TASK:
Leave out the pictures and copy everything else below exactly.

PROVIDED MATERIAL:
________________
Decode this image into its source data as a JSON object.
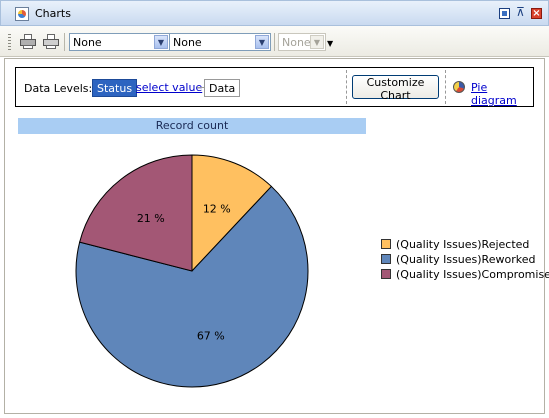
{
  "window": {
    "title": "Charts"
  },
  "toolbar": {
    "combo1": "None",
    "combo2": "None",
    "combo3": "None",
    "icons": [
      "print-icon",
      "print-preview-icon"
    ]
  },
  "levels": {
    "label": "Data Levels:",
    "status": "Status",
    "select_value": "select value",
    "data": "Data"
  },
  "actions": {
    "customize": "Customize Chart",
    "pie_link": "Pie diagram"
  },
  "chart_data": {
    "type": "pie",
    "title": "Record count",
    "categories": [
      "(Quality Issues)Rejected",
      "(Quality Issues)Reworked",
      "(Quality Issues)Compromised"
    ],
    "values": [
      12,
      67,
      21
    ],
    "labels": [
      "12 %",
      "67 %",
      "21 %"
    ],
    "colors": [
      "#ffc060",
      "#5f86ba",
      "#a35775"
    ],
    "legend_position": "right"
  }
}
________________
SOLUTION TO THIS PROBLEM:
Decode this image into its source data as a JSON object.
{
  "window": {
    "title": "Charts"
  },
  "toolbar": {
    "combo1": "None",
    "combo2": "None",
    "combo3": "None",
    "icons": [
      "print-icon",
      "print-preview-icon"
    ]
  },
  "levels": {
    "label": "Data Levels:",
    "status": "Status",
    "select_value": "select value",
    "data": "Data"
  },
  "actions": {
    "customize": "Customize Chart",
    "pie_link": "Pie diagram"
  },
  "chart_data": {
    "type": "pie",
    "title": "Record count",
    "categories": [
      "(Quality Issues)Rejected",
      "(Quality Issues)Reworked",
      "(Quality Issues)Compromised"
    ],
    "values": [
      12,
      67,
      21
    ],
    "labels": [
      "12 %",
      "67 %",
      "21 %"
    ],
    "colors": [
      "#ffc060",
      "#5f86ba",
      "#a35775"
    ],
    "legend_position": "right"
  }
}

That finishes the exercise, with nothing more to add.